_THE PROBLEM:_ Convert the lines, from the first one through the line containing "479, 188, 501]", into a Markdown table with the columns No. and Line, skipping any blank lines.

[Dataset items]
____

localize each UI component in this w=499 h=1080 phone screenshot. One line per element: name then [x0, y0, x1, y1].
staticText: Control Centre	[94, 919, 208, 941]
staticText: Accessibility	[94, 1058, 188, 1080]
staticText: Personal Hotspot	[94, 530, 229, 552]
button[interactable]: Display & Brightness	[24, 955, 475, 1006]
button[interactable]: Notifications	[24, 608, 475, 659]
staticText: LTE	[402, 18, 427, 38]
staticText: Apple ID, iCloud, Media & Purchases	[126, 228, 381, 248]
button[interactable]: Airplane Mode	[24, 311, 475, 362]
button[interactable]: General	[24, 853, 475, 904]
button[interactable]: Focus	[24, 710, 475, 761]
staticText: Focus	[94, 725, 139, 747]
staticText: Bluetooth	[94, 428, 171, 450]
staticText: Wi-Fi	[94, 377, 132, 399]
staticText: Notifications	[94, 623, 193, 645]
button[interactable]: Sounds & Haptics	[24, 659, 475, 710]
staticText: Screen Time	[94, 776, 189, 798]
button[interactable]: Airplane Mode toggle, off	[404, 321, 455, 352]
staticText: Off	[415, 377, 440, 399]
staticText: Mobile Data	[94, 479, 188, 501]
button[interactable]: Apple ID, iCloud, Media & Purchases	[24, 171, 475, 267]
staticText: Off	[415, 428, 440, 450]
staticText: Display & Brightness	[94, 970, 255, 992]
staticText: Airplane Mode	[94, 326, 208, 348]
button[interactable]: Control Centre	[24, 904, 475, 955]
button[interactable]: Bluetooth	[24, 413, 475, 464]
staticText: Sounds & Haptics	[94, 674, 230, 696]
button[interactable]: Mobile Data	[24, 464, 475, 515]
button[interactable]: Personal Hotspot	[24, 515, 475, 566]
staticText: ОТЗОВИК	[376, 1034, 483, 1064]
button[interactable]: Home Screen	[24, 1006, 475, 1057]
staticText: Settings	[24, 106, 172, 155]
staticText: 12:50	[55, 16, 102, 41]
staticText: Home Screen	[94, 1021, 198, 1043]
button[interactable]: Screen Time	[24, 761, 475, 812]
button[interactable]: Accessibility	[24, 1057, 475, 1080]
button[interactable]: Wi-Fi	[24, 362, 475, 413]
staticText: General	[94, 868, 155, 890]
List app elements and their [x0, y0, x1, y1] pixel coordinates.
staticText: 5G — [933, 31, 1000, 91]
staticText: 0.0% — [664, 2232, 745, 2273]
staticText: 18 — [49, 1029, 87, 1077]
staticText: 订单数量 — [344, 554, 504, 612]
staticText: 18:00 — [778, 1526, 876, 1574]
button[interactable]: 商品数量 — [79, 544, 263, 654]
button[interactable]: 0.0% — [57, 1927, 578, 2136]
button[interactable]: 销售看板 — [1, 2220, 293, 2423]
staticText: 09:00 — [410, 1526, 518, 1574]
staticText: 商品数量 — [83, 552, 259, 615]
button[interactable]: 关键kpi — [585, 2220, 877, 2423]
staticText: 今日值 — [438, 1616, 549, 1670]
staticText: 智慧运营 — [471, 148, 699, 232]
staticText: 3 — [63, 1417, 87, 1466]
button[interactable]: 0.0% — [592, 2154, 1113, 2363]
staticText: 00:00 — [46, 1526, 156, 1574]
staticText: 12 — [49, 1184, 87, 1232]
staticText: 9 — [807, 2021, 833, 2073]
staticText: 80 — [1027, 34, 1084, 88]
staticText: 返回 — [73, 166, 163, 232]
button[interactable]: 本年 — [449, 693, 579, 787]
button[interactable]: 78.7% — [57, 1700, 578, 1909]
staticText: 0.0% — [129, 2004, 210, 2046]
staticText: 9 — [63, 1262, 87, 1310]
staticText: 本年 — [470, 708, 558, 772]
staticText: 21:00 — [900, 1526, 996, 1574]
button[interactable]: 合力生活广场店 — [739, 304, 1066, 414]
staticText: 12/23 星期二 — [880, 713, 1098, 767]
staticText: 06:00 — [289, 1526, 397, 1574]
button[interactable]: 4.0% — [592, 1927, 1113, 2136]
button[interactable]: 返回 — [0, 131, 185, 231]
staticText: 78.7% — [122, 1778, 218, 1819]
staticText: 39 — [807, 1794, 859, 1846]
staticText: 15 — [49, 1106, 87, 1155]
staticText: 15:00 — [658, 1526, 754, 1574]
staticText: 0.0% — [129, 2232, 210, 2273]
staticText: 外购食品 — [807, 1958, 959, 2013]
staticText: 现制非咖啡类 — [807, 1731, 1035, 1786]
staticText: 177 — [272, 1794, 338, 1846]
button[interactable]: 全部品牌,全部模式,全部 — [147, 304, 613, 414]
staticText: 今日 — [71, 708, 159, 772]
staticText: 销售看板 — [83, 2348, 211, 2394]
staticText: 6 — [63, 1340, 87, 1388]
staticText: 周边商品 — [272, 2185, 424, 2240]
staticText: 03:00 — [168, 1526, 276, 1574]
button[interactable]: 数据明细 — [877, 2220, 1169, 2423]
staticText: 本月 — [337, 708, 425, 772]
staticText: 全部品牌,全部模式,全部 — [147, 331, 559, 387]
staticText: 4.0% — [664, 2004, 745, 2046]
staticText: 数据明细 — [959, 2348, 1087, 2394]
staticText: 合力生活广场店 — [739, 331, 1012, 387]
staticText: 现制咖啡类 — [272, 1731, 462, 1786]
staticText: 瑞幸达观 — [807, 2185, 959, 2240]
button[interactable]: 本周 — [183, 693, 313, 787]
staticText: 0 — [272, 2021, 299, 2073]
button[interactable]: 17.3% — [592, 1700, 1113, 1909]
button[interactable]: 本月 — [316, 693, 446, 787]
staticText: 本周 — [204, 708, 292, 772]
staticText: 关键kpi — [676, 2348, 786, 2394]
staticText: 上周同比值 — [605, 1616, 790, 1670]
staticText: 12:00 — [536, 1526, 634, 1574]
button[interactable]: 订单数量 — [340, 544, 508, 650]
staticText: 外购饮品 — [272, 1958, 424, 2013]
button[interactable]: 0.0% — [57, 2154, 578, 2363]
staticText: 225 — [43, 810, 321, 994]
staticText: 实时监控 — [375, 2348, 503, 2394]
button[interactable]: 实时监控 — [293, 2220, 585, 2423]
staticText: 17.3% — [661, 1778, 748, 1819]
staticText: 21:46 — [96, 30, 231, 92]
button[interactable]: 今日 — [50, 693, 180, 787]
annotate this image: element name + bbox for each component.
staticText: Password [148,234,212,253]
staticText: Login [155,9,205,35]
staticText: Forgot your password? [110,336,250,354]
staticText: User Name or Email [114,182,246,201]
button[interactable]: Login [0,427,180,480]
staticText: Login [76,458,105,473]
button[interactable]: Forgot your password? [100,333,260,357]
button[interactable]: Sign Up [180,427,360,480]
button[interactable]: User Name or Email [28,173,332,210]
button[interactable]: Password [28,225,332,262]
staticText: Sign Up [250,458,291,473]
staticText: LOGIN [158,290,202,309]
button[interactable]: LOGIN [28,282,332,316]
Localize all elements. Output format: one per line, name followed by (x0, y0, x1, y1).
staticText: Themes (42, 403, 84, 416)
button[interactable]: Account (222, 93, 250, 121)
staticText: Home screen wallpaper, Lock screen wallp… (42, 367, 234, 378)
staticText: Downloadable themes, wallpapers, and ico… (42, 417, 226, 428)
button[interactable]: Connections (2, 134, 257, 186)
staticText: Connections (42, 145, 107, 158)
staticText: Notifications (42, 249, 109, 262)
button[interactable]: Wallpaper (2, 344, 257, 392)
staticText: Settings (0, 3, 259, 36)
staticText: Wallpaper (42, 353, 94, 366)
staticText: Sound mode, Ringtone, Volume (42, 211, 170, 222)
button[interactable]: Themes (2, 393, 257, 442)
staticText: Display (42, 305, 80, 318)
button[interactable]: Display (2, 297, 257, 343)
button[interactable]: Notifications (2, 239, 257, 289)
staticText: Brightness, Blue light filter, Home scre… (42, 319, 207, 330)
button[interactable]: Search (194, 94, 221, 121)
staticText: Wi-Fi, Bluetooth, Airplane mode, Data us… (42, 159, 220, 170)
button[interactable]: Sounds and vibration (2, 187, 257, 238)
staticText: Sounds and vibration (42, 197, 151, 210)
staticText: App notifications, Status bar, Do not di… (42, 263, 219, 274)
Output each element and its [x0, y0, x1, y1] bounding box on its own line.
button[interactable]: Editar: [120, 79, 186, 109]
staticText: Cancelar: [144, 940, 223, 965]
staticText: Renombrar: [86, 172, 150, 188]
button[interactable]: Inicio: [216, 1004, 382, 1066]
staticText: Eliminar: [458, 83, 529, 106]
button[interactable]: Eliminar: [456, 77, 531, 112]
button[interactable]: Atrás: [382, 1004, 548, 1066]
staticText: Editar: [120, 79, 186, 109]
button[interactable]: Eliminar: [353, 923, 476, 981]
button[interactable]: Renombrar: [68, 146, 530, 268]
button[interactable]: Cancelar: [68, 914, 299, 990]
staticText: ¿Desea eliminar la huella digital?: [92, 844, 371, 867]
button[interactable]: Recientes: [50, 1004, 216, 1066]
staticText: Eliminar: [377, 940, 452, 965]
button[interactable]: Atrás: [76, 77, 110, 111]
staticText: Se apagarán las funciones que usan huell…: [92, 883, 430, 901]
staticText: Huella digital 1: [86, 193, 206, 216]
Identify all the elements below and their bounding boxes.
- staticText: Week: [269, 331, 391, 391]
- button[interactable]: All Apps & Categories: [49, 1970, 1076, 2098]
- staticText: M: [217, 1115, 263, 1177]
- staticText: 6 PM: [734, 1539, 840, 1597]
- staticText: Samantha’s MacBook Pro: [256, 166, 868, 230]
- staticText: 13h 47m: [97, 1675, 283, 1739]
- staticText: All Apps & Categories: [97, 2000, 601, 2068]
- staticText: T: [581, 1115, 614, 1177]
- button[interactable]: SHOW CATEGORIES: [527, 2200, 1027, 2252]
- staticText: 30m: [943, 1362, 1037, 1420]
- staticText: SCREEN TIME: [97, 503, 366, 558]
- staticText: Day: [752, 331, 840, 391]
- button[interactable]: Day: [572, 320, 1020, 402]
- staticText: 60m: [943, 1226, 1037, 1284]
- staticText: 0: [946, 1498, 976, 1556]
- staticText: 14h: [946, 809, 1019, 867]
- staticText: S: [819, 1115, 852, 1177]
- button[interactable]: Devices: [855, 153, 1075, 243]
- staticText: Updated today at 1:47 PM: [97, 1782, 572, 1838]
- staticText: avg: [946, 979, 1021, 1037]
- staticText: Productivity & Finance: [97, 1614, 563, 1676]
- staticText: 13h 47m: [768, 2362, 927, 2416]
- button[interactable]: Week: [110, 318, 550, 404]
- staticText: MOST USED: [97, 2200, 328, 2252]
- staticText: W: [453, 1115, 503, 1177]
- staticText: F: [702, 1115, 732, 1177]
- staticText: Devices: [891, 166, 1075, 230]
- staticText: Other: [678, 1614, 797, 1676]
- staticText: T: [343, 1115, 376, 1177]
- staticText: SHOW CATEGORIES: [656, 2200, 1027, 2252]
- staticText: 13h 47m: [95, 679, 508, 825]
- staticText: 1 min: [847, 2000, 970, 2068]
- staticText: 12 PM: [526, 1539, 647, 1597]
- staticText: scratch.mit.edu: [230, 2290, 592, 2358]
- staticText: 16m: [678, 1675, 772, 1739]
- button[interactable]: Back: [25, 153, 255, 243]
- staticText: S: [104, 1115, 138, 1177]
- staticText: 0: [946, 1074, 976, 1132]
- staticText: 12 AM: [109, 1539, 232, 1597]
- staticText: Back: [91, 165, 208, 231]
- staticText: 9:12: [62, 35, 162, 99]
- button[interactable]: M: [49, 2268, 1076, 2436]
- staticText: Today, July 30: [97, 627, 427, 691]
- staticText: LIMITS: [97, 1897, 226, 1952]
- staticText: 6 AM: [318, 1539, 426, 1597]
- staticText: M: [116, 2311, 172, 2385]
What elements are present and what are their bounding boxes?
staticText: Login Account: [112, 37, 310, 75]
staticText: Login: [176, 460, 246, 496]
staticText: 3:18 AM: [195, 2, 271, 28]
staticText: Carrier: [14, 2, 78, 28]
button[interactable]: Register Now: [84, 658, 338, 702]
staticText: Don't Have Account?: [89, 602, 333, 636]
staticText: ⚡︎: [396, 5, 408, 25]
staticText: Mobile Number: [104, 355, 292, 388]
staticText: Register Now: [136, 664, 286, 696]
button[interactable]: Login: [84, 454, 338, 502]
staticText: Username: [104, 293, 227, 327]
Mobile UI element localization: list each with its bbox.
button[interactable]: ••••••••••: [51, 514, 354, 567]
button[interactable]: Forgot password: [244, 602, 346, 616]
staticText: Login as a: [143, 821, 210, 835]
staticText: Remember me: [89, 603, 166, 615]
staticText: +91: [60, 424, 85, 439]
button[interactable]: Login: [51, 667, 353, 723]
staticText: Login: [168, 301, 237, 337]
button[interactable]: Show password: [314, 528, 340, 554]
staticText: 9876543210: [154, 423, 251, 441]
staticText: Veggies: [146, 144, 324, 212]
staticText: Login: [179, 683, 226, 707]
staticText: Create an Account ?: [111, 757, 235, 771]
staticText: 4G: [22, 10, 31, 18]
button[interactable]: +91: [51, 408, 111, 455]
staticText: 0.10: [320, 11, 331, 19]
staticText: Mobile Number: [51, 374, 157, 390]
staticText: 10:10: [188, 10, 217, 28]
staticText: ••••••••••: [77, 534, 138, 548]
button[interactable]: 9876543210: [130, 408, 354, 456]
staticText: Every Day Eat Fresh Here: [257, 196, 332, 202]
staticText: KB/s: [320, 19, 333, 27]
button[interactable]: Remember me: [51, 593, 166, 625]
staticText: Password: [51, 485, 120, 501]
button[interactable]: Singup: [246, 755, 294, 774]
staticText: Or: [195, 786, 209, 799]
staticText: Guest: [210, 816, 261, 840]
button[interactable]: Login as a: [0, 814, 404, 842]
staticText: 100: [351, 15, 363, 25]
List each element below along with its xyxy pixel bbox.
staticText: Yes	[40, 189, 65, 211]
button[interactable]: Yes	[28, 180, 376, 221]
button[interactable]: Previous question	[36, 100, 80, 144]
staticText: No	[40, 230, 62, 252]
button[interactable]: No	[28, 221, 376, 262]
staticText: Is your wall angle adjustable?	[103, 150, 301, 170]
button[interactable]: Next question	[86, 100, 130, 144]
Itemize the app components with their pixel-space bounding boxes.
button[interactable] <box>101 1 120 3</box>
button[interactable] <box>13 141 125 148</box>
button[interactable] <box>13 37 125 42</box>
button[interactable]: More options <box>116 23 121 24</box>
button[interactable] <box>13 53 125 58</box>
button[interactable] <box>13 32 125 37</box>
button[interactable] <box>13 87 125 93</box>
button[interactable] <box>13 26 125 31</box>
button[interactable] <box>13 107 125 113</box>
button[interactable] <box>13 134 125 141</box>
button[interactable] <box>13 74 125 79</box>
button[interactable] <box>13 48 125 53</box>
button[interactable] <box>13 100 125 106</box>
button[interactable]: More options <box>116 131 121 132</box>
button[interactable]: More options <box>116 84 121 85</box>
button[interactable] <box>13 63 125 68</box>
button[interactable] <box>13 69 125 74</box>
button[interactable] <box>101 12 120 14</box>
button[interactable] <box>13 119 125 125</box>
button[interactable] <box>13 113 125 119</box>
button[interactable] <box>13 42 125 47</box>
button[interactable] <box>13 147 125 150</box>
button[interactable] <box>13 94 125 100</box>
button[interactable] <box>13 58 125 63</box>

____

_RESULT BELOW:_
| No. | Line |
|---|---|
| 1 | localize each UI component in this w=499 h=1080 phone screenshot. One line per element: name then [x0, y0, x1, y1]. |
| 2 | staticText: Control Centre	[94, 919, 208, 941] |
| 3 | staticText: Accessibility	[94, 1058, 188, 1080] |
| 4 | staticText: Personal Hotspot	[94, 530, 229, 552] |
| 5 | button[interactable]: Display & Brightness	[24, 955, 475, 1006] |
| 6 | button[interactable]: Notifications	[24, 608, 475, 659] |
| 7 | staticText: LTE	[402, 18, 427, 38] |
| 8 | staticText: Apple ID, iCloud, Media & Purchases	[126, 228, 381, 248] |
| 9 | button[interactable]: Airplane Mode	[24, 311, 475, 362] |
| 10 | button[interactable]: General	[24, 853, 475, 904] |
| 11 | button[interactable]: Focus	[24, 710, 475, 761] |
| 12 | staticText: Focus	[94, 725, 139, 747] |
| 13 | staticText: Bluetooth	[94, 428, 171, 450] |
| 14 | staticText: Wi-Fi	[94, 377, 132, 399] |
| 15 | staticText: Notifications	[94, 623, 193, 645] |
| 16 | button[interactable]: Sounds & Haptics	[24, 659, 475, 710] |
| 17 | staticText: Screen Time	[94, 776, 189, 798] |
| 18 | button[interactable]: Airplane Mode toggle, off	[404, 321, 455, 352] |
| 19 | staticText: Off	[415, 377, 440, 399] |
| 20 | staticText: Mobile Data	[94, 479, 188, 501] |